§ GOAL OF THE EXERCISE
In the data below, find every line that has the string "Year", and copy it.

§ Collection entries
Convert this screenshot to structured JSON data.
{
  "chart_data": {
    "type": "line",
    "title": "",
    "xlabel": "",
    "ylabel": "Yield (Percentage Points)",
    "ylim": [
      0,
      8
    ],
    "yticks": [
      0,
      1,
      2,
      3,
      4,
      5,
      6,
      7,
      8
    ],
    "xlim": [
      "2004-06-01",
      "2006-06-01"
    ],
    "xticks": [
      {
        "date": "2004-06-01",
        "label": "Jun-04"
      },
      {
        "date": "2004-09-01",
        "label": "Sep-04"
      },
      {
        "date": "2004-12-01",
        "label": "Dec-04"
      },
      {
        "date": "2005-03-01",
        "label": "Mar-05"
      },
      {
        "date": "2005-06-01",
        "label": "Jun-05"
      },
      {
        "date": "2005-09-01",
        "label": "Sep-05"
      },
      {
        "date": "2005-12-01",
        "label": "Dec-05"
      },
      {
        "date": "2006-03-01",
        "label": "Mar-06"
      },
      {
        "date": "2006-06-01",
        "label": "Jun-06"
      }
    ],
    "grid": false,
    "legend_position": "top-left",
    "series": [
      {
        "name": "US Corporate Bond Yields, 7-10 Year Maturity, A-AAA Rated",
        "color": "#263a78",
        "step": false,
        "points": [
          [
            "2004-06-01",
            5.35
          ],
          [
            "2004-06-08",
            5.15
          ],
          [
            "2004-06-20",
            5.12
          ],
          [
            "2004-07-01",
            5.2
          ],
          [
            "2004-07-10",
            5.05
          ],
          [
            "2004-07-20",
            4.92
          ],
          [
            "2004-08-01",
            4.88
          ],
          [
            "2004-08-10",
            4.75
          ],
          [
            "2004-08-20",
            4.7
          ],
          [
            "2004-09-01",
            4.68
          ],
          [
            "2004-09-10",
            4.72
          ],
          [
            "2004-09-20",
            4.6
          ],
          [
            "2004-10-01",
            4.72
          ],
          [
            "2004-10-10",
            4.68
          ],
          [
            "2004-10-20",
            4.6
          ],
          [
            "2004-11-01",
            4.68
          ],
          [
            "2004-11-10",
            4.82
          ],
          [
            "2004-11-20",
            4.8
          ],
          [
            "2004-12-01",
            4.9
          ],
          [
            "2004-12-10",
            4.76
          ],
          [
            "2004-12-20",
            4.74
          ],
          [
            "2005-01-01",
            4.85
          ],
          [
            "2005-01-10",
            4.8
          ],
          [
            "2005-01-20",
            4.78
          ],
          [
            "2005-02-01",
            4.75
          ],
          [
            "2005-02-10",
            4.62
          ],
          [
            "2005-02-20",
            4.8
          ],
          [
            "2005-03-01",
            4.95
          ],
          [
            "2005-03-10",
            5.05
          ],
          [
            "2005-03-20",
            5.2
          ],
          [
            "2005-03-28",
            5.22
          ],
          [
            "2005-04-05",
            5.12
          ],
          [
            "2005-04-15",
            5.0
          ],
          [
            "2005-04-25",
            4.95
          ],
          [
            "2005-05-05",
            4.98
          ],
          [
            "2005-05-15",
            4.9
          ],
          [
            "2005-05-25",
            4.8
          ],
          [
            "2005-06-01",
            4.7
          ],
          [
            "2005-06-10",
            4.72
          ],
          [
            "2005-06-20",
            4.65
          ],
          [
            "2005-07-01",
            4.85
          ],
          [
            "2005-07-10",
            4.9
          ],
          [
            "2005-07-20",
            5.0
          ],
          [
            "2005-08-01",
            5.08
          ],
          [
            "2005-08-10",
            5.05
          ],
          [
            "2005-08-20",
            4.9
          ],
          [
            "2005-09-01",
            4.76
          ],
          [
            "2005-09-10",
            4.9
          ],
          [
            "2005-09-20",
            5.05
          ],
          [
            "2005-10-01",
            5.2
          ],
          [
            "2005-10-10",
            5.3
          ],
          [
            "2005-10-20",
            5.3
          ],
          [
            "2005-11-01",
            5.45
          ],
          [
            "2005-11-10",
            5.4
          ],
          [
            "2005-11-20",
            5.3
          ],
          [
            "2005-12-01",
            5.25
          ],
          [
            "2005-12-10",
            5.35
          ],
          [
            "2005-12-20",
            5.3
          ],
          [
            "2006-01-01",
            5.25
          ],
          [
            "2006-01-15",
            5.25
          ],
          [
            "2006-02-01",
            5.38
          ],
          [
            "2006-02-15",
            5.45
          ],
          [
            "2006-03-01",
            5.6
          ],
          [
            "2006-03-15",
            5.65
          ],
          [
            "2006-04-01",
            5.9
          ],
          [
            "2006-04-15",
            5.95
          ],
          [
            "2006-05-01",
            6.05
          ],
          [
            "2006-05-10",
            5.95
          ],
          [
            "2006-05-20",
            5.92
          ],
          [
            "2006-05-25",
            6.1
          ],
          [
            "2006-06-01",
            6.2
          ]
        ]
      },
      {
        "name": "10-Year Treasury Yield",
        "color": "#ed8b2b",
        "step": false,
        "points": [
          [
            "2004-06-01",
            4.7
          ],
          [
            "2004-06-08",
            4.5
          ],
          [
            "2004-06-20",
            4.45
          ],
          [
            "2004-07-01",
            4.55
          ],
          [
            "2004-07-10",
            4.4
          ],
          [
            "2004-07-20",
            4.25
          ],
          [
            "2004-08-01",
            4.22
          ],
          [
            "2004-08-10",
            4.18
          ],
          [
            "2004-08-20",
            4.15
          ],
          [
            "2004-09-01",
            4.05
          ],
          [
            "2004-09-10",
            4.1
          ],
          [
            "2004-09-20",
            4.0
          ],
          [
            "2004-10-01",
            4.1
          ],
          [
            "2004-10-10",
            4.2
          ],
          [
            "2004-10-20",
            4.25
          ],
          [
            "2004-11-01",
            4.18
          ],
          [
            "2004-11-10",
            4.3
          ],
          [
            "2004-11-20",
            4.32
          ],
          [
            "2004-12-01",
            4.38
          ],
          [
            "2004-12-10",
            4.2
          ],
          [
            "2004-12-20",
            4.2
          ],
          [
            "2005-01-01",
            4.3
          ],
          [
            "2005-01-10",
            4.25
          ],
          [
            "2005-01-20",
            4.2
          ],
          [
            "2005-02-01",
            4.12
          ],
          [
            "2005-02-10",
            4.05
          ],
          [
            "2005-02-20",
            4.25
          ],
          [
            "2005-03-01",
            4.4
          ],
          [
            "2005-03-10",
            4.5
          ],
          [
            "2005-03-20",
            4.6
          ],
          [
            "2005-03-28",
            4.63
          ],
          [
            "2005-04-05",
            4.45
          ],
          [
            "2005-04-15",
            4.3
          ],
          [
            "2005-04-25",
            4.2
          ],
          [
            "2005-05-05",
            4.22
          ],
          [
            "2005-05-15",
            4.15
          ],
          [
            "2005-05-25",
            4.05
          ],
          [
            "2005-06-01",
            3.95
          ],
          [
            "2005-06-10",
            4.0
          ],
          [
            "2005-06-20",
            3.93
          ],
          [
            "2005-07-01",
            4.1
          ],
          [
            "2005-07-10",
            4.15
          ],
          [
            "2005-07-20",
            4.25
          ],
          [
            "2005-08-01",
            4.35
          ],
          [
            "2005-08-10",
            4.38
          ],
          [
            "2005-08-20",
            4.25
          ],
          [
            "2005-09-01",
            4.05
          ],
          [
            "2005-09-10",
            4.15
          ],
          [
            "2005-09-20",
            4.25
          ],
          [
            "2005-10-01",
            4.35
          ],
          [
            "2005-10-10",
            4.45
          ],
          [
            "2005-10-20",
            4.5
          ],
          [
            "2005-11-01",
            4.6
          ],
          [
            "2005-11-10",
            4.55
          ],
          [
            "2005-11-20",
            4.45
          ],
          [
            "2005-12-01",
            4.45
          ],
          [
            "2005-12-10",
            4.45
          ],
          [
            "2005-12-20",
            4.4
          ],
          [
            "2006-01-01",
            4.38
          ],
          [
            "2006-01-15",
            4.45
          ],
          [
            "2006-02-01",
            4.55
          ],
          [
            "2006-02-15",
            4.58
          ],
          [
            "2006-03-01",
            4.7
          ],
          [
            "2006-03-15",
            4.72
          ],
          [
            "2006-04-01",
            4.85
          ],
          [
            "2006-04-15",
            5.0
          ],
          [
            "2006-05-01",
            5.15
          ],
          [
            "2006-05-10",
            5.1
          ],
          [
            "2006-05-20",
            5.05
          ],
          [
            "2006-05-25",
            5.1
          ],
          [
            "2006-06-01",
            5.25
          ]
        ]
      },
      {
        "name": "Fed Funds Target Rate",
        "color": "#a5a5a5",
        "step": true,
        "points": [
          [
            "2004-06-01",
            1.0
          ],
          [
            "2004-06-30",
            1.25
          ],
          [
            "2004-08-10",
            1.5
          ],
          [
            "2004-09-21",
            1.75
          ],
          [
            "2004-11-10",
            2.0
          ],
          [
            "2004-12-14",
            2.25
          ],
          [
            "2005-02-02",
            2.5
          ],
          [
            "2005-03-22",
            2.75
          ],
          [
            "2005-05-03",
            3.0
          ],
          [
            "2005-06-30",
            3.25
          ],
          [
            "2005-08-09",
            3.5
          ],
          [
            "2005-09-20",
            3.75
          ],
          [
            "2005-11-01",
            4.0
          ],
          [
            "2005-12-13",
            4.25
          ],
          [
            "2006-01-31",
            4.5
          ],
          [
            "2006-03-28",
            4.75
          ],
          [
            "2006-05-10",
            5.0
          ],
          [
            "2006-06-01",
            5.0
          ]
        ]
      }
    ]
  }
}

§ FINAL RESULT
        "name": "US Corporate Bond Yields, 7-10 Year Maturity, A-AAA Rated",
        "name": "10-Year Treasury Yield",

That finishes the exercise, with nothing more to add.